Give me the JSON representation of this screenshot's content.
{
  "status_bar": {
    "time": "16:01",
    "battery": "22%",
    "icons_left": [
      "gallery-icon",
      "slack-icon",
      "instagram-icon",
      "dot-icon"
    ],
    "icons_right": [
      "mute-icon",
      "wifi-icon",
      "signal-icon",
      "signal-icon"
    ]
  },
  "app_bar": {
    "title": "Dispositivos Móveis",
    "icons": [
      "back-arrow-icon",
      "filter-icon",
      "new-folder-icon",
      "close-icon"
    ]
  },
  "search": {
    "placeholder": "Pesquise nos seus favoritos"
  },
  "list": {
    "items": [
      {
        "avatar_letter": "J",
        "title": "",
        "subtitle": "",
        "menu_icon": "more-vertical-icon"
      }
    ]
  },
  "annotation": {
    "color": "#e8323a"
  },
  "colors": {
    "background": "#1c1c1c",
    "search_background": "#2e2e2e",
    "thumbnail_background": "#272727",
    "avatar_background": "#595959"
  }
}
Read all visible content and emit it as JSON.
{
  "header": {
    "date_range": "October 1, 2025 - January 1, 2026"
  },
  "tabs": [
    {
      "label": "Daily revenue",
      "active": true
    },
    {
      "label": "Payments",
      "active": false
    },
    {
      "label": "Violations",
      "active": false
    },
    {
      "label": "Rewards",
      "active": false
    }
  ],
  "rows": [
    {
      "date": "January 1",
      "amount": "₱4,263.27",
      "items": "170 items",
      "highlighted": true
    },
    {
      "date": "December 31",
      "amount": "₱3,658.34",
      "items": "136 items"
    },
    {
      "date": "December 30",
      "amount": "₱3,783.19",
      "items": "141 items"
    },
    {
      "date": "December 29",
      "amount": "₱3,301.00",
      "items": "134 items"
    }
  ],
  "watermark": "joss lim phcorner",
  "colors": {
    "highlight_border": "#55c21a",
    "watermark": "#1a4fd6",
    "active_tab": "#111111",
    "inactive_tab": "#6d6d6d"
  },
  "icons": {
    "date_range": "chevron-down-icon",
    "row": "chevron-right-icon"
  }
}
==
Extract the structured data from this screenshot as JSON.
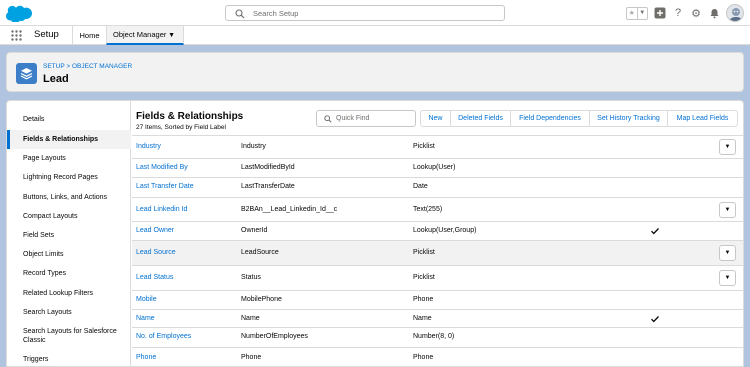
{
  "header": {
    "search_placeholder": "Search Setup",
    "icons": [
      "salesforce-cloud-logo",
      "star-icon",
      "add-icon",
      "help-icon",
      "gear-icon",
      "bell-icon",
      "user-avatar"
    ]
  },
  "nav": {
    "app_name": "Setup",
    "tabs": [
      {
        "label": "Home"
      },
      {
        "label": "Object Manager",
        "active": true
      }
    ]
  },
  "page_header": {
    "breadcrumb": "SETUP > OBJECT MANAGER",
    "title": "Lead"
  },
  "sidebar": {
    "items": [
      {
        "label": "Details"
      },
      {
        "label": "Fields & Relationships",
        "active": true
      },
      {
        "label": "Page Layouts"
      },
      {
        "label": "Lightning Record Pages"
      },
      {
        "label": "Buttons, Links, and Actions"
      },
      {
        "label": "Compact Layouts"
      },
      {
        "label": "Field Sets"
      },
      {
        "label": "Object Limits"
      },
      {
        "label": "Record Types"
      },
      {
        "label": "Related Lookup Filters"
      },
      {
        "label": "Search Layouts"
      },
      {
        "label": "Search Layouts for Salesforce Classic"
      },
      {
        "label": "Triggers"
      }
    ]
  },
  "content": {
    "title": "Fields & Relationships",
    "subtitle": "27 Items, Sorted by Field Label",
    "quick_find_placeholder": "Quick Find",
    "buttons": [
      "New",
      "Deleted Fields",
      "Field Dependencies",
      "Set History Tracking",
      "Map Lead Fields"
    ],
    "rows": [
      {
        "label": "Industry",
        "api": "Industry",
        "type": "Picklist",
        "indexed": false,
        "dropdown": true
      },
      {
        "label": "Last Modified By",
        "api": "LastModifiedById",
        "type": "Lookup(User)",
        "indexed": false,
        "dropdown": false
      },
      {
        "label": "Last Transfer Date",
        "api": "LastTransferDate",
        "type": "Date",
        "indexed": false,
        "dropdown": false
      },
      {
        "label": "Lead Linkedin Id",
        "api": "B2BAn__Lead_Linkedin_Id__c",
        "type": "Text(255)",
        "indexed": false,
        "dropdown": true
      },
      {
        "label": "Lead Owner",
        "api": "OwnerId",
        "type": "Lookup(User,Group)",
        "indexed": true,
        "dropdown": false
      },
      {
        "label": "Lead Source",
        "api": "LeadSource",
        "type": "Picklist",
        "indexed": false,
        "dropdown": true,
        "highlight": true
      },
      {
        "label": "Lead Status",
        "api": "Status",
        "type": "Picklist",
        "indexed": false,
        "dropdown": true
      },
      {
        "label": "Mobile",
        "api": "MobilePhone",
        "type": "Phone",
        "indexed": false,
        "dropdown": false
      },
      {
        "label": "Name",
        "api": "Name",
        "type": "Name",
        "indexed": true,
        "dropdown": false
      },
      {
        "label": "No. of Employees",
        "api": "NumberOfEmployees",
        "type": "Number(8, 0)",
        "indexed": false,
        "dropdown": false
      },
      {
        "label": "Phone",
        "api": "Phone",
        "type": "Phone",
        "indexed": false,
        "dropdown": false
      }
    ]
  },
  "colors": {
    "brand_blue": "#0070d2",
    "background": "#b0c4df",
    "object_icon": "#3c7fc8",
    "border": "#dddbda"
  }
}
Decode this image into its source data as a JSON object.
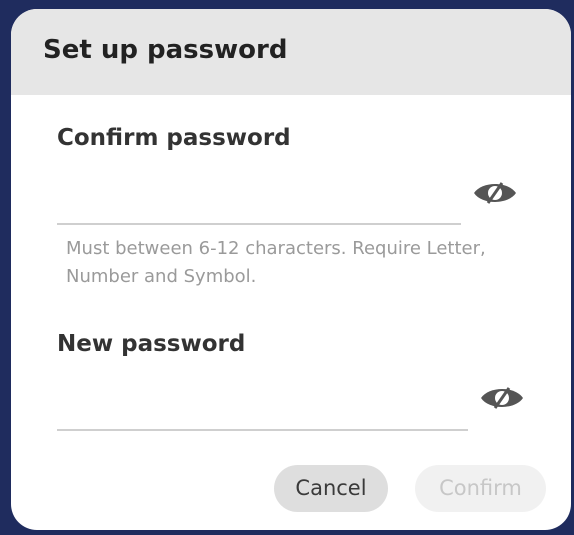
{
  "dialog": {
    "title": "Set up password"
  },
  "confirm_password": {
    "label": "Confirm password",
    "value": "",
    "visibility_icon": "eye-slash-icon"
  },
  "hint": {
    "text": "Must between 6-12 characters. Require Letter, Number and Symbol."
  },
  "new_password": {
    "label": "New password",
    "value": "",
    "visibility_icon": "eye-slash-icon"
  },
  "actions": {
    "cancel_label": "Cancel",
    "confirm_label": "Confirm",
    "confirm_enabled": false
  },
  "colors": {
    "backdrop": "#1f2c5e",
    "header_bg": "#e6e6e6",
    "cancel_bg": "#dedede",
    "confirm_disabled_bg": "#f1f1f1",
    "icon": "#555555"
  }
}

_REQUEST_
Work out how many lines of the data above contain the string "January" and give the number alone.

_OUTPUT BELOW_
2